Present the following data again exactly as it is shown.

• [Provided information]
>>>
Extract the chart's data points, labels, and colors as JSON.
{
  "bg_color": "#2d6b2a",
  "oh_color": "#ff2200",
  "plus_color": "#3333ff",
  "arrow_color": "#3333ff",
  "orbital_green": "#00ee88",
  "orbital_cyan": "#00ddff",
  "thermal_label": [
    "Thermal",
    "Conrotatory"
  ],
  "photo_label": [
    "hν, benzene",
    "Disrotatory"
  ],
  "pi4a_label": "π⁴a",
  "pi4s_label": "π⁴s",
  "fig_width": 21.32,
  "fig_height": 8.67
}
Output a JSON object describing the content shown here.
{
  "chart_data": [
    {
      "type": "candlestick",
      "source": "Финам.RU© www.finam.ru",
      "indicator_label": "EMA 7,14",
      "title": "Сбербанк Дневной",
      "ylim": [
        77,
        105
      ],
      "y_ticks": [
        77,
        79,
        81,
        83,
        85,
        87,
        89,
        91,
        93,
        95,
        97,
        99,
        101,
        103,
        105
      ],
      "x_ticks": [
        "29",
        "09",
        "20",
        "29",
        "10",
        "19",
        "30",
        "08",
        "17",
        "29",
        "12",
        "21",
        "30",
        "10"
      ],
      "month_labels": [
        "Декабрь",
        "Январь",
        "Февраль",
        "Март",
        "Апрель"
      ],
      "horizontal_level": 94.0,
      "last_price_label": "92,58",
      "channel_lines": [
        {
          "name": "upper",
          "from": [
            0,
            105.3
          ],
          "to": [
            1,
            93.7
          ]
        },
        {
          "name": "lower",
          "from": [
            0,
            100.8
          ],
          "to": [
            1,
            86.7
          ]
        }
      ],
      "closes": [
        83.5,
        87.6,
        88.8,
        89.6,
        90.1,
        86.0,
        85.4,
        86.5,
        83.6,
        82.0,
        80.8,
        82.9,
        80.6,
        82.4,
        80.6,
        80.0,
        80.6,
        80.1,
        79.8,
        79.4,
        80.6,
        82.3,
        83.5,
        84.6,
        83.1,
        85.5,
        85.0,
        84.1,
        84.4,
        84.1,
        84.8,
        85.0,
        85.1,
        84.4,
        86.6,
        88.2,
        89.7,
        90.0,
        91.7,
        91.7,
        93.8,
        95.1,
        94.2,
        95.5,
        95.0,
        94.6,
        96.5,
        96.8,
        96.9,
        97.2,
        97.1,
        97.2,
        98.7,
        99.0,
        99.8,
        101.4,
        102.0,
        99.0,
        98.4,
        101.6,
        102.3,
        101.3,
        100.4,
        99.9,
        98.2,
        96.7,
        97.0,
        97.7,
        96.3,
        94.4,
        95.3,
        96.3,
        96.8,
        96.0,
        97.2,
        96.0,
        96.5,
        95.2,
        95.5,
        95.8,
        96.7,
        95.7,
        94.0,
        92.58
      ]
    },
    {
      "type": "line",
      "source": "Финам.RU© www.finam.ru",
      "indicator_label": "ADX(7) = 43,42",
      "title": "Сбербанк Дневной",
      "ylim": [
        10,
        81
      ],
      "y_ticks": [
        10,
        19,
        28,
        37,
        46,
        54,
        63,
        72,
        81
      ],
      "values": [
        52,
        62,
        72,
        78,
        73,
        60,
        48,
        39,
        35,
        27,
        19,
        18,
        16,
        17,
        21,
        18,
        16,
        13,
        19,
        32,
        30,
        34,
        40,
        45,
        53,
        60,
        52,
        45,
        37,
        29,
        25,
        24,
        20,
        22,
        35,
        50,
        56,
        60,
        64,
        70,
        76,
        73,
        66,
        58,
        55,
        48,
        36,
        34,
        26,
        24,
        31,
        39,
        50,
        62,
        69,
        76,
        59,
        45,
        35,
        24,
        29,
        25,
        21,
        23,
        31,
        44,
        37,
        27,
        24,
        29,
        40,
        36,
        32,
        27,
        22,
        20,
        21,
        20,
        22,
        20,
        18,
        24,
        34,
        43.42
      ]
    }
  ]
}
<<<
• [Output of the task]
Extract the chart's data points, labels, and colors as JSON.
{
  "bg_color": "#2d6b2a",
  "oh_color": "#ff2200",
  "plus_color": "#3333ff",
  "arrow_color": "#3333ff",
  "orbital_green": "#00ee88",
  "orbital_cyan": "#00ddff",
  "thermal_label": [
    "Thermal",
    "Conrotatory"
  ],
  "photo_label": [
    "hν, benzene",
    "Disrotatory"
  ],
  "pi4a_label": "π⁴a",
  "pi4s_label": "π⁴s",
  "fig_width": 21.32,
  "fig_height": 8.67
}
Output a JSON object describing the content shown here.
{
  "chart_data": [
    {
      "type": "candlestick",
      "source": "Финам.RU© www.finam.ru",
      "indicator_label": "EMA 7,14",
      "title": "Сбербанк Дневной",
      "ylim": [
        77,
        105
      ],
      "y_ticks": [
        77,
        79,
        81,
        83,
        85,
        87,
        89,
        91,
        93,
        95,
        97,
        99,
        101,
        103,
        105
      ],
      "x_ticks": [
        "29",
        "09",
        "20",
        "29",
        "10",
        "19",
        "30",
        "08",
        "17",
        "29",
        "12",
        "21",
        "30",
        "10"
      ],
      "month_labels": [
        "Декабрь",
        "Январь",
        "Февраль",
        "Март",
        "Апрель"
      ],
      "horizontal_level": 94.0,
      "last_price_label": "92,58",
      "channel_lines": [
        {
          "name": "upper",
          "from": [
            0,
            105.3
          ],
          "to": [
            1,
            93.7
          ]
        },
        {
          "name": "lower",
          "from": [
            0,
            100.8
          ],
          "to": [
            1,
            86.7
          ]
        }
      ],
      "closes": [
        83.5,
        87.6,
        88.8,
        89.6,
        90.1,
        86.0,
        85.4,
        86.5,
        83.6,
        82.0,
        80.8,
        82.9,
        80.6,
        82.4,
        80.6,
        80.0,
        80.6,
        80.1,
        79.8,
        79.4,
        80.6,
        82.3,
        83.5,
        84.6,
        83.1,
        85.5,
        85.0,
        84.1,
        84.4,
        84.1,
        84.8,
        85.0,
        85.1,
        84.4,
        86.6,
        88.2,
        89.7,
        90.0,
        91.7,
        91.7,
        93.8,
        95.1,
        94.2,
        95.5,
        95.0,
        94.6,
        96.5,
        96.8,
        96.9,
        97.2,
        97.1,
        97.2,
        98.7,
        99.0,
        99.8,
        101.4,
        102.0,
        99.0,
        98.4,
        101.6,
        102.3,
        101.3,
        100.4,
        99.9,
        98.2,
        96.7,
        97.0,
        97.7,
        96.3,
        94.4,
        95.3,
        96.3,
        96.8,
        96.0,
        97.2,
        96.0,
        96.5,
        95.2,
        95.5,
        95.8,
        96.7,
        95.7,
        94.0,
        92.58
      ]
    },
    {
      "type": "line",
      "source": "Финам.RU© www.finam.ru",
      "indicator_label": "ADX(7) = 43,42",
      "title": "Сбербанк Дневной",
      "ylim": [
        10,
        81
      ],
      "y_ticks": [
        10,
        19,
        28,
        37,
        46,
        54,
        63,
        72,
        81
      ],
      "values": [
        52,
        62,
        72,
        78,
        73,
        60,
        48,
        39,
        35,
        27,
        19,
        18,
        16,
        17,
        21,
        18,
        16,
        13,
        19,
        32,
        30,
        34,
        40,
        45,
        53,
        60,
        52,
        45,
        37,
        29,
        25,
        24,
        20,
        22,
        35,
        50,
        56,
        60,
        64,
        70,
        76,
        73,
        66,
        58,
        55,
        48,
        36,
        34,
        26,
        24,
        31,
        39,
        50,
        62,
        69,
        76,
        59,
        45,
        35,
        24,
        29,
        25,
        21,
        23,
        31,
        44,
        37,
        27,
        24,
        29,
        40,
        36,
        32,
        27,
        22,
        20,
        21,
        20,
        22,
        20,
        18,
        24,
        34,
        43.42
      ]
    }
  ]
}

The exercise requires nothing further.